(Stored items from a collection)

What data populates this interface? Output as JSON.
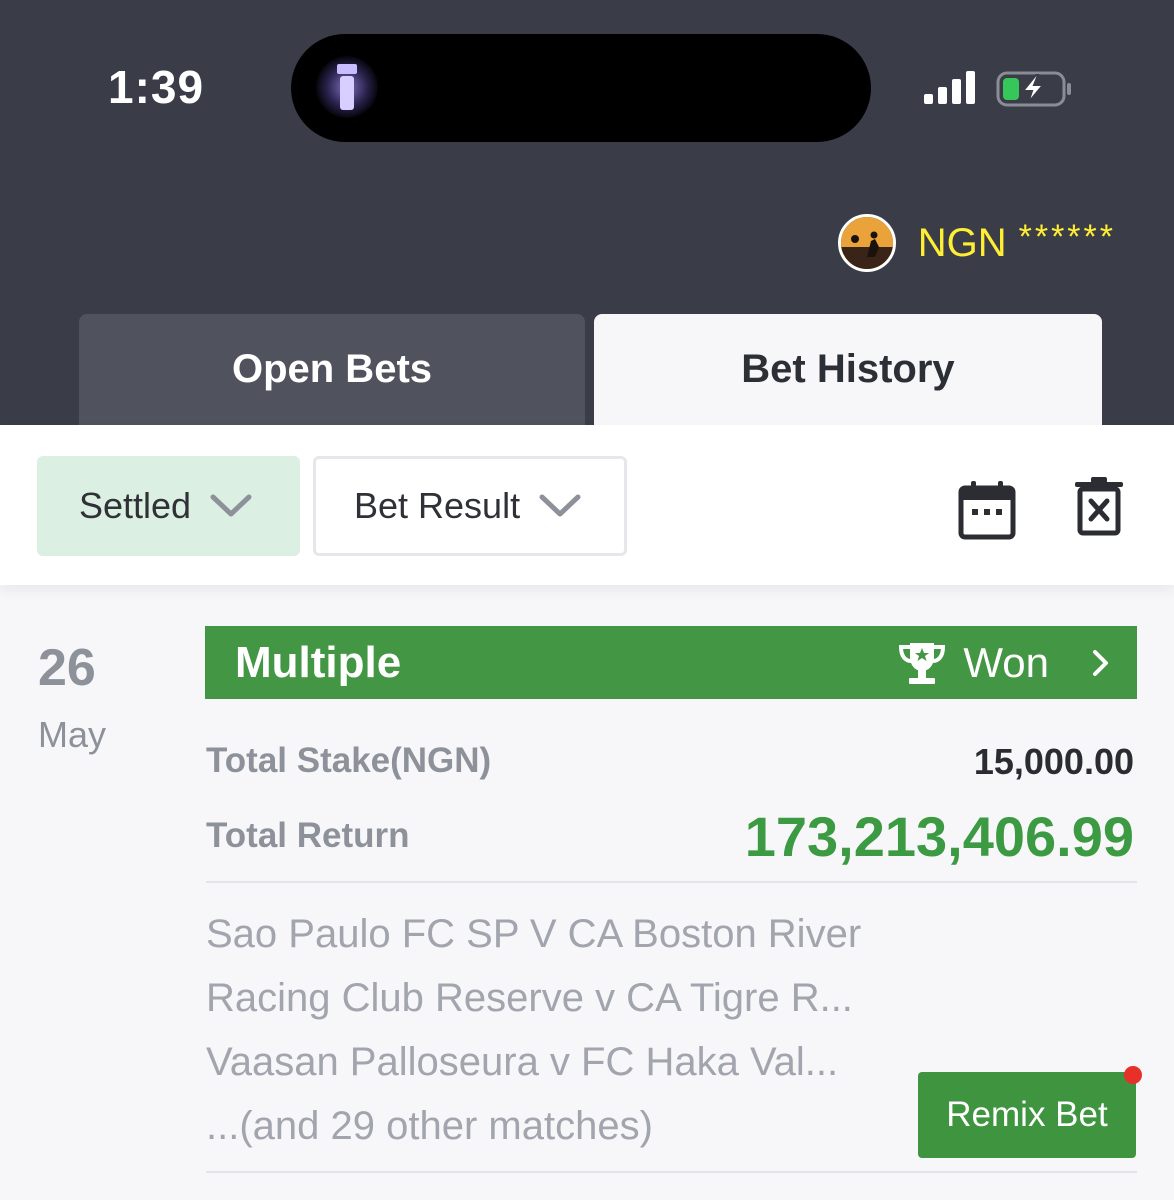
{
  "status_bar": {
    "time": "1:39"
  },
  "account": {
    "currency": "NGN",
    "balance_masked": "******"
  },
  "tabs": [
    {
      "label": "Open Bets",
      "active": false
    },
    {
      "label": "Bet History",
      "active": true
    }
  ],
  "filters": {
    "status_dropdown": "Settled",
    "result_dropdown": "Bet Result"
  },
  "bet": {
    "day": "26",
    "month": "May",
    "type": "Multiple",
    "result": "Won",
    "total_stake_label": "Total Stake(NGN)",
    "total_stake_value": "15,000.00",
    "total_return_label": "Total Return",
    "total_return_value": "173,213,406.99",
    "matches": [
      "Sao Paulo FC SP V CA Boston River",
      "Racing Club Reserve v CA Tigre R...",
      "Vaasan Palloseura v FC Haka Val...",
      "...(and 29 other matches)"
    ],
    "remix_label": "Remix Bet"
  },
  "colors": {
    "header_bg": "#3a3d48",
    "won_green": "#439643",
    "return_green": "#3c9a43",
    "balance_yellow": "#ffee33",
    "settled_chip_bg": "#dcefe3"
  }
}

_AIM_: Repeat the data above exactly, but not the pictures.

_EXERCISE RESULT_:
What data populates this interface? Output as JSON.
{
  "status_bar": {
    "time": "1:39"
  },
  "account": {
    "currency": "NGN",
    "balance_masked": "******"
  },
  "tabs": [
    {
      "label": "Open Bets",
      "active": false
    },
    {
      "label": "Bet History",
      "active": true
    }
  ],
  "filters": {
    "status_dropdown": "Settled",
    "result_dropdown": "Bet Result"
  },
  "bet": {
    "day": "26",
    "month": "May",
    "type": "Multiple",
    "result": "Won",
    "total_stake_label": "Total Stake(NGN)",
    "total_stake_value": "15,000.00",
    "total_return_label": "Total Return",
    "total_return_value": "173,213,406.99",
    "matches": [
      "Sao Paulo FC SP V CA Boston River",
      "Racing Club Reserve v CA Tigre R...",
      "Vaasan Palloseura v FC Haka Val...",
      "...(and 29 other matches)"
    ],
    "remix_label": "Remix Bet"
  },
  "colors": {
    "header_bg": "#3a3d48",
    "won_green": "#439643",
    "return_green": "#3c9a43",
    "balance_yellow": "#ffee33",
    "settled_chip_bg": "#dcefe3"
  }
}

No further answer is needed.